Search the entries below. Return every line that has "name" in it.

>> Start RECORDS SUPPLIED

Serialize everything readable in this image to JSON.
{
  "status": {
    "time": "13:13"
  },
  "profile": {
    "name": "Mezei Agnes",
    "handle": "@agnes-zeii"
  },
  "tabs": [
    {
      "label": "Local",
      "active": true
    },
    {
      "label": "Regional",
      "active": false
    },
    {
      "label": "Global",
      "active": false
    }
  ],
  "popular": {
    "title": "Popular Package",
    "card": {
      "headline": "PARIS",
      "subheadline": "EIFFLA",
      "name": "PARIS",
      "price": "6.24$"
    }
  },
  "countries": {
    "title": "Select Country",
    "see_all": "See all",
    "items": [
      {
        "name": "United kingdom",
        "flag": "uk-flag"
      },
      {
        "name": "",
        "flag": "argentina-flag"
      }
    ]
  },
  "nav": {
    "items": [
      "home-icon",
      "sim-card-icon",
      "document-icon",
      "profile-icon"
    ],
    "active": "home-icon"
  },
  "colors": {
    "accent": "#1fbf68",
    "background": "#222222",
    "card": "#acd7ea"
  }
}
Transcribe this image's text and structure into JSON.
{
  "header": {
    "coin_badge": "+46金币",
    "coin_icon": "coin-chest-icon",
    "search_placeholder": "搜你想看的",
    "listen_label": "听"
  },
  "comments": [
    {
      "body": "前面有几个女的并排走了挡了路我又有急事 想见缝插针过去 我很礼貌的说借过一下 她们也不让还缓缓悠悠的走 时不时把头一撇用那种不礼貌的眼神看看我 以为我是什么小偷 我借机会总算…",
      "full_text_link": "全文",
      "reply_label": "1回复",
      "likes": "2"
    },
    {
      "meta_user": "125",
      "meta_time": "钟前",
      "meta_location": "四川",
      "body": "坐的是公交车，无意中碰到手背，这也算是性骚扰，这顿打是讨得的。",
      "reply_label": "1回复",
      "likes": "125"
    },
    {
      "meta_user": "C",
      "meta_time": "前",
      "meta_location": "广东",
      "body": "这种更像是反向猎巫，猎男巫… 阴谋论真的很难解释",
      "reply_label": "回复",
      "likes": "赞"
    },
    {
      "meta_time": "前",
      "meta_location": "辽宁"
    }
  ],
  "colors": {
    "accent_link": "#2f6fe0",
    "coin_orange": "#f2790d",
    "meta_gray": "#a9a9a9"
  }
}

>> End RECORDS SUPPLIED

▶ THE RESULT:
    "name": "Mezei Agnes",
      "name": "PARIS",
        "name": "United kingdom",
        "name": "",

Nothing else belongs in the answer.